[Trecho selecionado]:
※ ※ ※

G) Assim, e muito antes pelo contrário, o que ficou provado foi que as funcionárias do balcão de Ponta Delgada que falaram com os AA. não tinham poderes de decisão, circunstância que foi transmitida aos AA.,
H) E que, o BST sempre informou os AA. que a hipótese de acordo que foi falada dependeria sempre da aceitação dos órgãos competentes do Banco, em Lisboa.
I) E ainda que, a apresentação aos órgãos de decisão do BST da hipótese de reestruturação da dívida, falada em meados de 2017 no balcão de Ponta Delgada, implicava a entrega prévia pelos AA. de €40.000,00.
J) Nota-se, aliás, que, bem revelador do cariz absolutamente embrionário e destituído de compromisso dos contatos em causa, não existe qualquer documento que corporize os termos do acordo pretendido pelos AA.
K) Sendo que, reitera-se, se julga que resultou provado nos autos (maxime pelos depoimentos das testemunhas “EE”, “FF” e “GG”, todas com conhecimento directo dos factos) que o BST nunca comunicou aos AA. qualquer tipo de aceitação da proposta de reestruturação que foi falada no balcão de Ponta Delgada.
L) Pelo contrário, ficou provado que foi sempre dito pelo BST aos AA. que se tratavam de meras negociações preliminares, e que, em qualquer caso, tudo estaria sempre dependente da decisão final dos serviços centrais de Lisboa do BST.

※ ※ ※

[Material selecionado]:

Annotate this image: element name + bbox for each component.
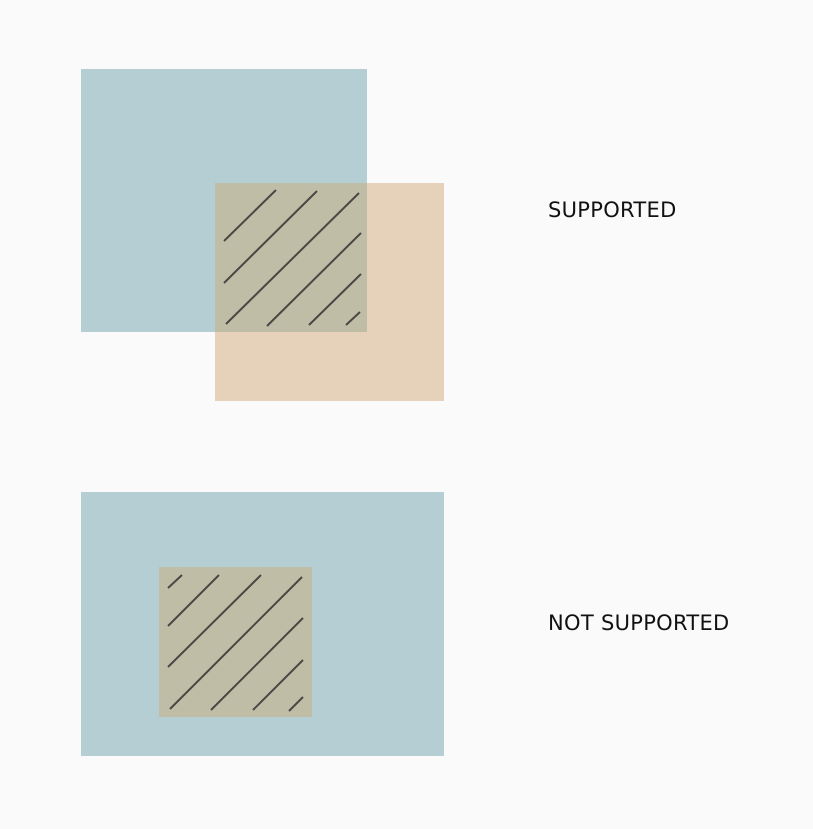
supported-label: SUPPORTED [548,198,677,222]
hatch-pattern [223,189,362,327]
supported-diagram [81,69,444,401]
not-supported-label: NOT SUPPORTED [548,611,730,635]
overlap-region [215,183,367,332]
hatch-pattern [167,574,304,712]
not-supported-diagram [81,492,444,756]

※ ※ ※

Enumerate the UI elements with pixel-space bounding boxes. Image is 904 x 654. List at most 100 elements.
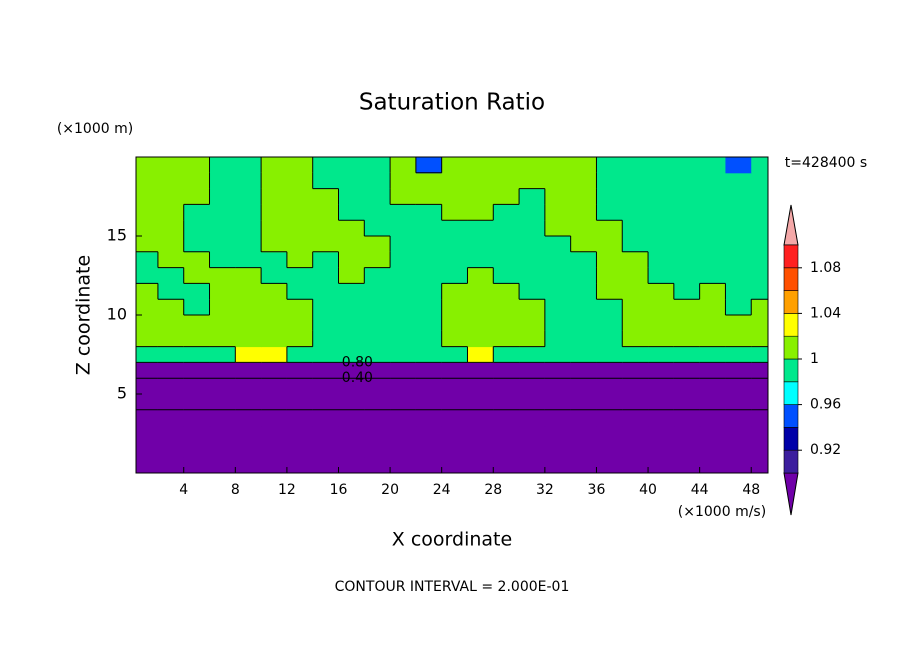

※ ※ ※

No texto sobre as conversas entre o BST e os AA., quais testemunhas aparecem nomeadas? Liste todas.

“EE”, “FF” e “GG”.